Restate each line of the listing exactly, without carrying over any pictures.

Figure content listings
--*--
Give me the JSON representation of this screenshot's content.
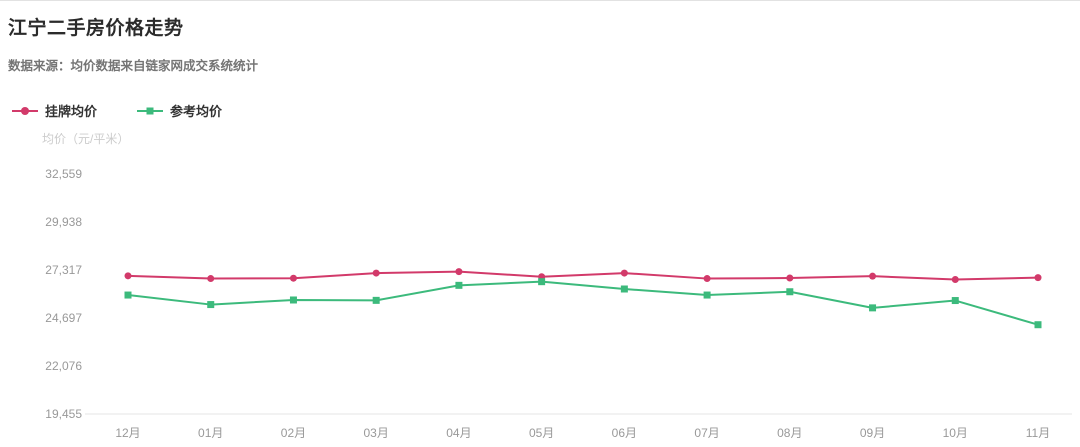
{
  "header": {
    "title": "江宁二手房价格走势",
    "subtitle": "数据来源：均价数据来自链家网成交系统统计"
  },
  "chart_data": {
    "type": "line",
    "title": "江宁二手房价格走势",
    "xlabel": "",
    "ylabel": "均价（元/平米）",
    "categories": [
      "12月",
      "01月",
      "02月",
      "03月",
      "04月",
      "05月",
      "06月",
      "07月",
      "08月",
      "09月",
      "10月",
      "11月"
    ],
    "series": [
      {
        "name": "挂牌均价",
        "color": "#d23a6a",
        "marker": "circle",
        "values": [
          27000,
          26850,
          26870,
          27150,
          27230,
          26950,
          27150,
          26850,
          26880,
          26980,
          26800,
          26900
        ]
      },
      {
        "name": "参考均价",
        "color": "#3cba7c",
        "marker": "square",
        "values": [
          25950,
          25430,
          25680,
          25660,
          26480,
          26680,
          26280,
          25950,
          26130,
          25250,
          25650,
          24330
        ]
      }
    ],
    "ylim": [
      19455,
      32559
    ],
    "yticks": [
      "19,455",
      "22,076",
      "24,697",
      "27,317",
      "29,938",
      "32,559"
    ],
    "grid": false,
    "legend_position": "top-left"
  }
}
--*--
* _FINAL RESULT_:
Give me the JSON representation of this screenshot's content.
{
  "header": {
    "title": "江宁二手房价格走势",
    "subtitle": "数据来源：均价数据来自链家网成交系统统计"
  },
  "chart_data": {
    "type": "line",
    "title": "江宁二手房价格走势",
    "xlabel": "",
    "ylabel": "均价（元/平米）",
    "categories": [
      "12月",
      "01月",
      "02月",
      "03月",
      "04月",
      "05月",
      "06月",
      "07月",
      "08月",
      "09月",
      "10月",
      "11月"
    ],
    "series": [
      {
        "name": "挂牌均价",
        "color": "#d23a6a",
        "marker": "circle",
        "values": [
          27000,
          26850,
          26870,
          27150,
          27230,
          26950,
          27150,
          26850,
          26880,
          26980,
          26800,
          26900
        ]
      },
      {
        "name": "参考均价",
        "color": "#3cba7c",
        "marker": "square",
        "values": [
          25950,
          25430,
          25680,
          25660,
          26480,
          26680,
          26280,
          25950,
          26130,
          25250,
          25650,
          24330
        ]
      }
    ],
    "ylim": [
      19455,
      32559
    ],
    "yticks": [
      "19,455",
      "22,076",
      "24,697",
      "27,317",
      "29,938",
      "32,559"
    ],
    "grid": false,
    "legend_position": "top-left"
  }
}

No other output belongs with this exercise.